# Document segment

--- begin ---

15. The 1st respondent opposed the application and Mr. Eric Theuri, the President of the Law Society of Kenya at the time material to this suit swore a replying affidavit to that end. According to Mr. Theuri, the request for appointment of an arbitrator to hear and determine the alleged dispute is spent as a similar request was acted upon by his predecessor and an arbitrator appointed. The arbitrator is said to have determined the matter and, subsequently, his award was adopted by this Honourable Court (Majanja, J.). Considering that the arbitral award was not set aside, Mr. Theuri is of the view that he had no jurisdiction to appoint another arbitrator, apparently over the same dispute.

16. He has also sworn that he is aware that an attempt was made to revive the arbitral proceedings by a firm of advocates called Messsrs. Nyamweya Mamboleo Advocates. His predecessor appointed Mr. Kamau Karori as a sole arbitrator in the new matter but withdrew the appointment when he learnt that the matter had been disposed of.

17. Mr. Jamal Ahmed swore a replying affidavit also opposing the motion. He has sworn that he is the caretaker manager of Libyan Arab African investment company Ltd which operates a hotel known as Laico Regency and that he is authorised to swear the affidavit on behalf of all the parties who have been named in the applicant’s application as “the 2nd respondents”.

18. According to Mr. Ahmed, neither Ahmed Mohamed Amear nor Mohamed Maawal Shtwei trade as Laico Regency Hotel Nairobi and wonders why they have been named as parties in this suit. He has also sworn that he swore an affidavit in insolvency case no. E007 of 2021 between Libyan Arab African Investments Company Ltd versus Match Electricals Company Ltd. While responding to Ahmed’s affidavit, Christopher Maina Theuri stated in his replying affidavit, inter alia, that the contract dated 19 December 2012 was between the applicant and Libyan Arab African Investments Company Ltd but that the dispute referred to the arbitrator was between the applicant and a party other than Libyan Arab African Investments Company Ltd.

19. Mr. Ahmed then reproduced excerpts of the decision of the arbitrator in his affidavit. Regrettably, page 4 of the affidavit is not legible and, therefore, I cannot make out what the 2nd respondent’s position is on the quotes from the arbitrator’s decision.

20. In its written submissions, the applicant has identified three issues for determination and these are, first, whether the dispute between the applicant and the 2nd respondent was determined; second, whether the remedy of mandamus against the 1st respondent is the appropriate remedy and, finally, who should bear the costs of the application.

21. On the first question, it has been submitted that the arbitral proceedings were struck out for misjoinder and that, by itself, is not a bar to the contemplated arbitral proceedings. On this submission, the applicant relied on Local Building and Construction Limited versus Institute of the Blesssed Virgin Marty Loreto Msongari & 2 Others (2019) eKLR where it was held that a misjoinder or a non-joinder cannot be a ground to defeat a suit. And on the argument that doctrine of res judicata does not apply to the applicant’s case, the applicant cited the case of Kundan Singh Construction Limited & Another versus Tanzania National Roads Agency (2019) eKLR where it was held that according to this doctrine, a final judgment rendered by a court of competent jurisdiction on merits is conclusive as to the rights of the parties and their privies and, as to them, constitutes an absolute bar to a subsequent action involving the same claim, demand or cause of action. The respondent’s argument that the dispute has been resolved, therefore, has no basis in law.

--- end ---

# Data segment
--- begin ---

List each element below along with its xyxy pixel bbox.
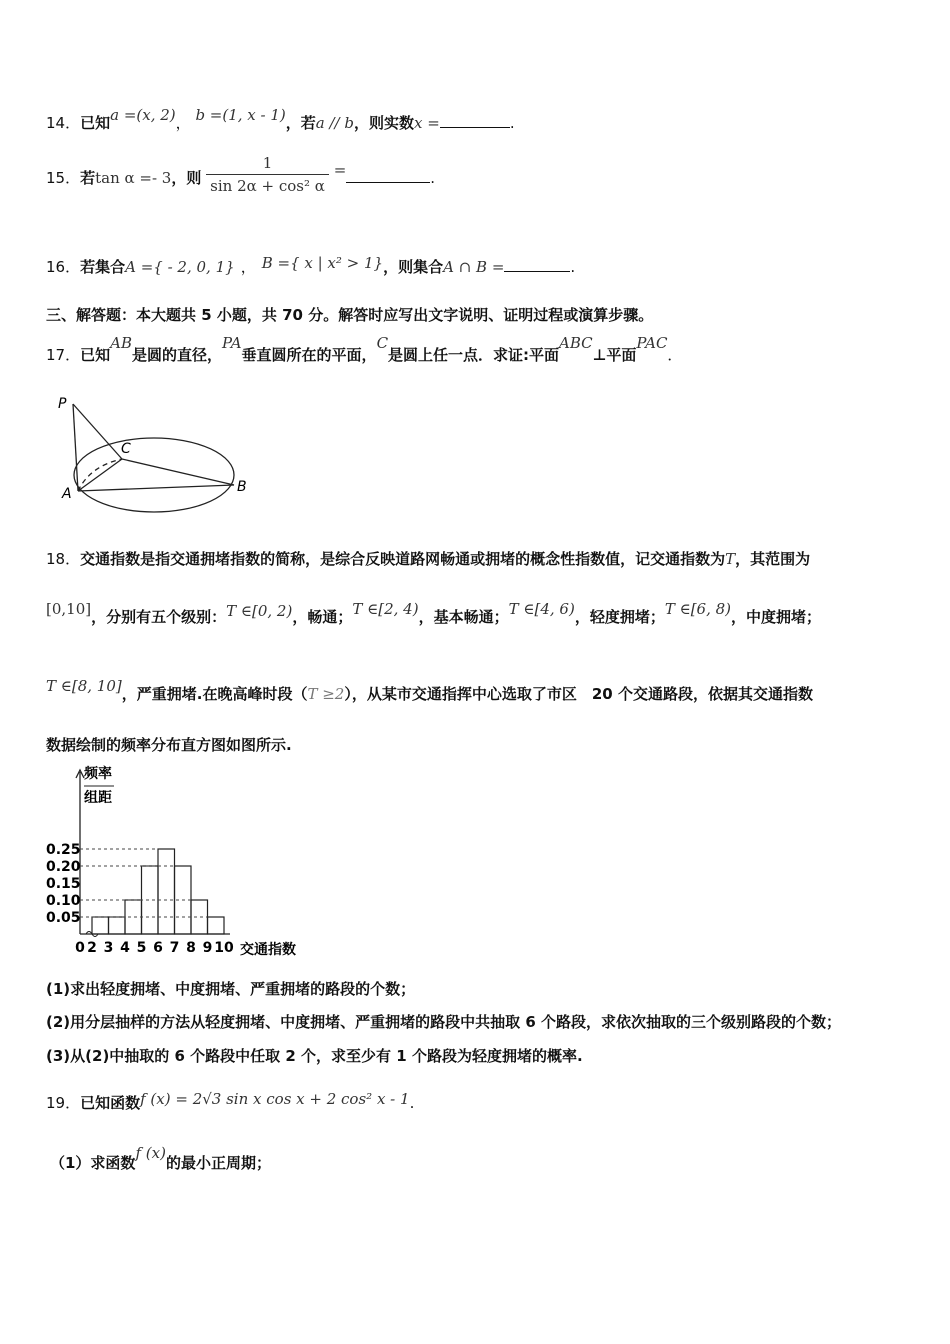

--- end ---

# Work instructions
A: In the court ruling on the arbitration dispute, whom did Mr. Theuri's predecessor name as sole arbitrator in the new matter?
B: Pick up the court ruling on the arbitration dispute from its last sentence and keep writing.
The data has no connection to the court ruling on the arbitration dispute.

# Final results
A: Mr. Kamau Karori

B:
22. As to whether the order of mandamus is available to the applicant, it has been urged that the applicant has a specific legal remedy to have an arbitrator appointed. Citing the case of Hydro Waterwell (K) Limited versus National Water Conservation & Pipeline Corporation (2019) eKLR, the applicant’s learned counsel has urged that the remedy of mandamus is broad enough to accommodate cases where there is no specific legal remedy for enforcing that right. It is also urged that the 1st respondent is a creature of the statute which is the Law Society of Kenya Act No. 21 of 2014 and that section 4 thereof makes provision for an array of public duties including assisting members of the public in all matters relating to the administration of justice. Accordingly, the 1st respondent is required to perform a public duty.

23. The arbitral proceedings on the other hand, are anchored on the Arbitration Act, cap. 49. Section 12 thereof allows parties to agree on a procedure for the appointment of an arbitrator in the event of a dispute. It has, therefore, been urged that appointing an arbitrator is the 1st Respondent’s statutory duty and, in the event he fails to perform this duty, he can be compelled to perform it by an order of mandamus. The applicant has, therefore, urged that its application should be allowed and that it be awarded costs.

24. The 1st respondent maintained in his submissions that he discharged his duty and appointed an arbitrator who made a decision that has been adopted by this Honourable Court. On this question of finality of the dispute, the learned counsel for the 1st respondent relied on section 32A of the Arbitration Act which reads as follows:“Except as otherwise agreed by the parties, an arbitral award is final and binding upon parties to it, and no recourse is available against the award otherwise than in the manner provided in this Act”.

25. Counsel relied on Jasbir Singh Rai & 3 others v Tarlochan Singh Rai Estate of & 4 others [2013] eKLR, in which the Supreme Court cited with approval Fitzleet Estates v. Cherry [1971] 1 WLR 1345. In this latter case, Lord Wilberforce is said to have remarked at p. 1349 of the judgment that nothing could be more undesirable, in fact, than to permit litigants, after a decision has been given by the House of Lords with all appearance of finality, to return to the same court in the hope that a differently constituted committee might be persuaded to take the view which its predecessors rejected.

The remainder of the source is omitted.